## TASK INSTRUCTIONS
Wherever the string "Порядка" occurs in a line of these records, report that line.

## DATA FOR THE TASK
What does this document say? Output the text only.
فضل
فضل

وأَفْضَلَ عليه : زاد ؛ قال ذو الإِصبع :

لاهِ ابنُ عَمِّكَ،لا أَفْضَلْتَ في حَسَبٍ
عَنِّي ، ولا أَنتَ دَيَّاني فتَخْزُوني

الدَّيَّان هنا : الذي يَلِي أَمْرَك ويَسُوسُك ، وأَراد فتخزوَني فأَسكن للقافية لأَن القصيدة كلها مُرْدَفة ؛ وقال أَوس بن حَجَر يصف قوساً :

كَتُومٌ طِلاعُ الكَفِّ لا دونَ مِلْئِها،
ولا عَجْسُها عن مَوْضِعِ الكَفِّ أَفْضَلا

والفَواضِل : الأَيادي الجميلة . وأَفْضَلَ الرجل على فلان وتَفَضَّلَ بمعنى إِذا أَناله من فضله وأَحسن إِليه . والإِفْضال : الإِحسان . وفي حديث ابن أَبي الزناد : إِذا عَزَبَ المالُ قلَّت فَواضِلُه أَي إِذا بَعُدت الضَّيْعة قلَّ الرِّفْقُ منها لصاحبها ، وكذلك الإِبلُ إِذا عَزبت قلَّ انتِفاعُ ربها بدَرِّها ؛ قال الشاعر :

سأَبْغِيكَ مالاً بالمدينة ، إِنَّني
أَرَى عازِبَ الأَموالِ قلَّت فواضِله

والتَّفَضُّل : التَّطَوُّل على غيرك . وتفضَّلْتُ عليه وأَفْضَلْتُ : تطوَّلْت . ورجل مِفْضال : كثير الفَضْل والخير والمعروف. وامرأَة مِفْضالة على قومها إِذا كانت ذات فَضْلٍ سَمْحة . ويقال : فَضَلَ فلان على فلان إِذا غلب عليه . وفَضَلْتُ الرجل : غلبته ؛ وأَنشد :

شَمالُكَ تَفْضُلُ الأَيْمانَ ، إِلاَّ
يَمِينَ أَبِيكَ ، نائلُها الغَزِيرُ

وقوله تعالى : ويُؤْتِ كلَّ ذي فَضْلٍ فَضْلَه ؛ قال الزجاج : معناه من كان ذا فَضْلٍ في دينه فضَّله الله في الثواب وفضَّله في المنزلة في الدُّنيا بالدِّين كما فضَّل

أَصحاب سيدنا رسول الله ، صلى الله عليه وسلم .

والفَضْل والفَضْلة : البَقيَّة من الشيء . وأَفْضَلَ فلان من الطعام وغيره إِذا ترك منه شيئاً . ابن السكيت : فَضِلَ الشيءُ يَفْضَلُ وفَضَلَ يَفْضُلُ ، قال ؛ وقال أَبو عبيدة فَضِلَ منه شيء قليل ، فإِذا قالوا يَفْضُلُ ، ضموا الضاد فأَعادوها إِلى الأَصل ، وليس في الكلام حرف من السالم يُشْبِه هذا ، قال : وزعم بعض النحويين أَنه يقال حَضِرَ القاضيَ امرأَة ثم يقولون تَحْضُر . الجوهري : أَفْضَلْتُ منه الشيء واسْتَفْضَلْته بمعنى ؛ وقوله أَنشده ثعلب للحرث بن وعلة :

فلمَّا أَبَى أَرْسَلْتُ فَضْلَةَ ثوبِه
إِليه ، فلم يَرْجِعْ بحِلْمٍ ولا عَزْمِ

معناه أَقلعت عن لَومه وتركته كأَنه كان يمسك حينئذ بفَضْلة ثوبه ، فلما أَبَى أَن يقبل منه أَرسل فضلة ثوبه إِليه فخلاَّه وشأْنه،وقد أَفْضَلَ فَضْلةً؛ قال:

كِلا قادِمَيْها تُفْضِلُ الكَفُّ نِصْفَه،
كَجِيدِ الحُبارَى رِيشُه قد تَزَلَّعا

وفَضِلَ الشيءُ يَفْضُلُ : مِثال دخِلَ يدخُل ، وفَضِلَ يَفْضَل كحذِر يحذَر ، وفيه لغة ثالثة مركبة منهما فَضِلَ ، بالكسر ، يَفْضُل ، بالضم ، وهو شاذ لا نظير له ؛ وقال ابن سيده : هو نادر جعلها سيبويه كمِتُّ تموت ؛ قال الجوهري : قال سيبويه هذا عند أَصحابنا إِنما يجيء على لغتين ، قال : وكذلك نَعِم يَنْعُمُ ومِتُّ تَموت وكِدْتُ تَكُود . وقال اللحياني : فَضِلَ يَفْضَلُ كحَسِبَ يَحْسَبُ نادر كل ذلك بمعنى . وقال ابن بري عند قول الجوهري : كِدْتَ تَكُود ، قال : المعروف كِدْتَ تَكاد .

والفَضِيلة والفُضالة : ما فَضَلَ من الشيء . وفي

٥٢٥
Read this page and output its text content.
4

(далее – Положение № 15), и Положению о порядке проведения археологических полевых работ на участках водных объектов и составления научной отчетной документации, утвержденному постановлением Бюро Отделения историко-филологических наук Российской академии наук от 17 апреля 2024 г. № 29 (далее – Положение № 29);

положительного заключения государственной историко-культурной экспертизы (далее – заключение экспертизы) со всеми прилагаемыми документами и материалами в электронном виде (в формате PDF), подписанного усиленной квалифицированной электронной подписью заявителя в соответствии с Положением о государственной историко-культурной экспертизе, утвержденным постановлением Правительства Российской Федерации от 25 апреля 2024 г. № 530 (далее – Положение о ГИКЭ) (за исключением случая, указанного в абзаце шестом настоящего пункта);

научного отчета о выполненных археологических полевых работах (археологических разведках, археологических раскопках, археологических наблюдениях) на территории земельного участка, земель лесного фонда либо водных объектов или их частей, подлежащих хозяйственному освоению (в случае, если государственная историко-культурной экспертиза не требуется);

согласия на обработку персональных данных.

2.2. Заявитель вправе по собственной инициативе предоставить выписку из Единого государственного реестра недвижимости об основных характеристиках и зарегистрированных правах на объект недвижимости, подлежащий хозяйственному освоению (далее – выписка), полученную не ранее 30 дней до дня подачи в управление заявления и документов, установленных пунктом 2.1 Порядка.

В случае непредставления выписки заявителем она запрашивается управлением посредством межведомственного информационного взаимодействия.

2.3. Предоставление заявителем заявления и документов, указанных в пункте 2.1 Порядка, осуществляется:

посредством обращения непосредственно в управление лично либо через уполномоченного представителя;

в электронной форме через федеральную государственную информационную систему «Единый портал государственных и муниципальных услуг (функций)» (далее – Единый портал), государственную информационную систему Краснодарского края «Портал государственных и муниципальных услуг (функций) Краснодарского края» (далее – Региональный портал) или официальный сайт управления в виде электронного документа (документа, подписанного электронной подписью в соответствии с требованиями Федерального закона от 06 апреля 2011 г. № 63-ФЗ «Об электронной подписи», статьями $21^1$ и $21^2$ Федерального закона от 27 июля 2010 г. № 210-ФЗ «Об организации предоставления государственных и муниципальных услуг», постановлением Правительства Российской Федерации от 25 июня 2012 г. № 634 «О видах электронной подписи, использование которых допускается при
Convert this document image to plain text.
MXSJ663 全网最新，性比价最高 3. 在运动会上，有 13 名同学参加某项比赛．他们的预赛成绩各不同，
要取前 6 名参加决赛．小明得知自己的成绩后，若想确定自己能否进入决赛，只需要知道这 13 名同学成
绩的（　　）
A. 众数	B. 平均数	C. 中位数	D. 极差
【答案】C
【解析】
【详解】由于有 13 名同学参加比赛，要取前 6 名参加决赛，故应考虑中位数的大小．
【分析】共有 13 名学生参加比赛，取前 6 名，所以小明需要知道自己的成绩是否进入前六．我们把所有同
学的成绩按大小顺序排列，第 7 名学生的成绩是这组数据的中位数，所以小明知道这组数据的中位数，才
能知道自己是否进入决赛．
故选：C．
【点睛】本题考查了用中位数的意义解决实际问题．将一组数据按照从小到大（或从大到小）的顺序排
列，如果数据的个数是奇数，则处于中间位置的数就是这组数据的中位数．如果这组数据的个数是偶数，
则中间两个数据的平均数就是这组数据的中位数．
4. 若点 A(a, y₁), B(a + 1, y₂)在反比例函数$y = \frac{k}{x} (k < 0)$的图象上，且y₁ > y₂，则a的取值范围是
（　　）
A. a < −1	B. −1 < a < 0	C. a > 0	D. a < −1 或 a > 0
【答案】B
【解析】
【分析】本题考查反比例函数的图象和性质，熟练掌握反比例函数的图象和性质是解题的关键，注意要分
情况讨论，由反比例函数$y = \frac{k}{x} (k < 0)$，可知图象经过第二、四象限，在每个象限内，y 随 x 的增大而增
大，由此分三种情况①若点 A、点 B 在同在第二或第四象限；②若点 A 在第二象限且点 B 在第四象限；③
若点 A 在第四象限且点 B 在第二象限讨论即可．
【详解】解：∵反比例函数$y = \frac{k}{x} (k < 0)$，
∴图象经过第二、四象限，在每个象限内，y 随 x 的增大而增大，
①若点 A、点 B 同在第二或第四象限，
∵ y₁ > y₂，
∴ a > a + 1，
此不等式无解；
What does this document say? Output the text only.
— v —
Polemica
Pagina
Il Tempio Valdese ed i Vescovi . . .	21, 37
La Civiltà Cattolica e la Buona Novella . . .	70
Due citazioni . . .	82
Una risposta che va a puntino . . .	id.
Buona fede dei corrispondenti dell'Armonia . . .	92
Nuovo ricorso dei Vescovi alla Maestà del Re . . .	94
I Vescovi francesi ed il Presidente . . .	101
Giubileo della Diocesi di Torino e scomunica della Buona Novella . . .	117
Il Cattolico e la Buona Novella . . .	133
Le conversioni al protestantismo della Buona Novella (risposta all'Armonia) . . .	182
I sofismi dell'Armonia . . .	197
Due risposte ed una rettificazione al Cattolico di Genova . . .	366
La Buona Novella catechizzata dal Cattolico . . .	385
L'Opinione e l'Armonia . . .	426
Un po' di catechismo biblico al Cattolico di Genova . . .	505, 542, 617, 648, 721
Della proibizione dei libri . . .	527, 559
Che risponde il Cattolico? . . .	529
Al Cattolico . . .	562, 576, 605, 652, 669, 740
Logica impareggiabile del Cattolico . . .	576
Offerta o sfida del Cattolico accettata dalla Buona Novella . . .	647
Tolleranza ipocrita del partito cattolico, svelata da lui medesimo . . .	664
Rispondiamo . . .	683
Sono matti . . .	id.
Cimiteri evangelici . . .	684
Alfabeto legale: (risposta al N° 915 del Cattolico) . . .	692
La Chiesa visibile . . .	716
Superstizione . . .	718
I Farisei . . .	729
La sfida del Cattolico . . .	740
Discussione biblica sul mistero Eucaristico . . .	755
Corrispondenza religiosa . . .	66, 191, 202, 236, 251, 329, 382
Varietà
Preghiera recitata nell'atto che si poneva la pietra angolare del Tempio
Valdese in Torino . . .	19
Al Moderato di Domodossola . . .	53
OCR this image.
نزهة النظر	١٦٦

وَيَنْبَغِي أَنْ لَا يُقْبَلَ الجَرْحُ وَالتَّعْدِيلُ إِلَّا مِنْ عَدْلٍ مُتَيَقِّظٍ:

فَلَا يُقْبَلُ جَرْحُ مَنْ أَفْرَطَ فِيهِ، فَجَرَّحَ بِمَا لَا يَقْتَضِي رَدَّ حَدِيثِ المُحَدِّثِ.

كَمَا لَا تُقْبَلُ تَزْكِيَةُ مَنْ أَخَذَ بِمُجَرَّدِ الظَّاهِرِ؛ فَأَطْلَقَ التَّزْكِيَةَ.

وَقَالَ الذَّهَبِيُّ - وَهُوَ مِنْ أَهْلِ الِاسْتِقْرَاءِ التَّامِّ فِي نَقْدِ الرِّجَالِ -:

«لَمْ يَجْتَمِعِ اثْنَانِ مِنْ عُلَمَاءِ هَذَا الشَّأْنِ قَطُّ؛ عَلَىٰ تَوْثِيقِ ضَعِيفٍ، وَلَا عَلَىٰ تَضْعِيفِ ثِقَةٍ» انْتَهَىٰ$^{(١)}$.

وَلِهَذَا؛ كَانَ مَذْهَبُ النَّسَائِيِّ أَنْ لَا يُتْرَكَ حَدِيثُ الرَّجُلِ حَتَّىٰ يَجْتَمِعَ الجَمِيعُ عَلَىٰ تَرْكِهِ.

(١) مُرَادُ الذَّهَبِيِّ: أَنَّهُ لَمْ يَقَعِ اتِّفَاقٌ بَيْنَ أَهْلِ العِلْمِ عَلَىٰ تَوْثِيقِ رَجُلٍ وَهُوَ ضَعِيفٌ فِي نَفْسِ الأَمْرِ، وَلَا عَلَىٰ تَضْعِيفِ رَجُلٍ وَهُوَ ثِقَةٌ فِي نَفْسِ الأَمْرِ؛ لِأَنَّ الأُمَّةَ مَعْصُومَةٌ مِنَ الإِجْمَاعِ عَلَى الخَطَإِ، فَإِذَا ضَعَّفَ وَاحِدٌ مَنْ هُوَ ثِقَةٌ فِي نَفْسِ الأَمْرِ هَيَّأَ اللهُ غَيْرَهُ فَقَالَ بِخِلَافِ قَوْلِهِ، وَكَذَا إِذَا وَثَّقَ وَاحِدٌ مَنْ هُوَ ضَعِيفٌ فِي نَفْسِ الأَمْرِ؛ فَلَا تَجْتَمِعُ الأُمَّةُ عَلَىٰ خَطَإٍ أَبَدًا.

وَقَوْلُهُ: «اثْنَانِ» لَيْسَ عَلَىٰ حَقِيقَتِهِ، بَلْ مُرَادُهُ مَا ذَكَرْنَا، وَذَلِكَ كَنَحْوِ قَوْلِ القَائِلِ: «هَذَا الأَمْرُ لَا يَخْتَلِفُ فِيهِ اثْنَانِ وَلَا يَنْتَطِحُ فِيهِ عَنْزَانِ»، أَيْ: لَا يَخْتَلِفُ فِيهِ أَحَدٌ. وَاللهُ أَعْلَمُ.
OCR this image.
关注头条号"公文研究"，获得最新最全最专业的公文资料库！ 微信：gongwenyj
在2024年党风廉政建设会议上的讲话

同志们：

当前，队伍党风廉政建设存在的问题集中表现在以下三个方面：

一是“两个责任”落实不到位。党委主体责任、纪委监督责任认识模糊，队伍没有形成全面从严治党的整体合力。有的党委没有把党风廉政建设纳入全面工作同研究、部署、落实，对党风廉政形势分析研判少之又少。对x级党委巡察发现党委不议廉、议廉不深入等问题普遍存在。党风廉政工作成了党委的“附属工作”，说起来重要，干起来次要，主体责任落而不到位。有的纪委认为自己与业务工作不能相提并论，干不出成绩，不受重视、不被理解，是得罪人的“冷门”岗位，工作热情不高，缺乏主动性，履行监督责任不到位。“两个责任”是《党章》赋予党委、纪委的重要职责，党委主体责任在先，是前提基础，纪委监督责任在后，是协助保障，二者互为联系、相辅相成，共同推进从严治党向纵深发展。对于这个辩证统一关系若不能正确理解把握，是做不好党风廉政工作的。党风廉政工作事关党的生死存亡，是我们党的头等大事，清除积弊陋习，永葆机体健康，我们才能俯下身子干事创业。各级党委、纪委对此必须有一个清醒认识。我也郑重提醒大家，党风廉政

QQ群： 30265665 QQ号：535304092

## SOLUTION FOR THIS PROBLEM
2.2. Заявитель вправе по собственной инициативе предоставить выписку из Единого государственного реестра недвижимости об основных характеристиках и зарегистрированных правах на объект недвижимости, подлежащий хозяйственному освоению (далее – выписка), полученную не ранее 30 дней до дня подачи в управление заявления и документов, установленных пунктом 2.1 Порядка.
2.3. Предоставление заявителем заявления и документов, указанных в пункте 2.1 Порядка, осуществляется:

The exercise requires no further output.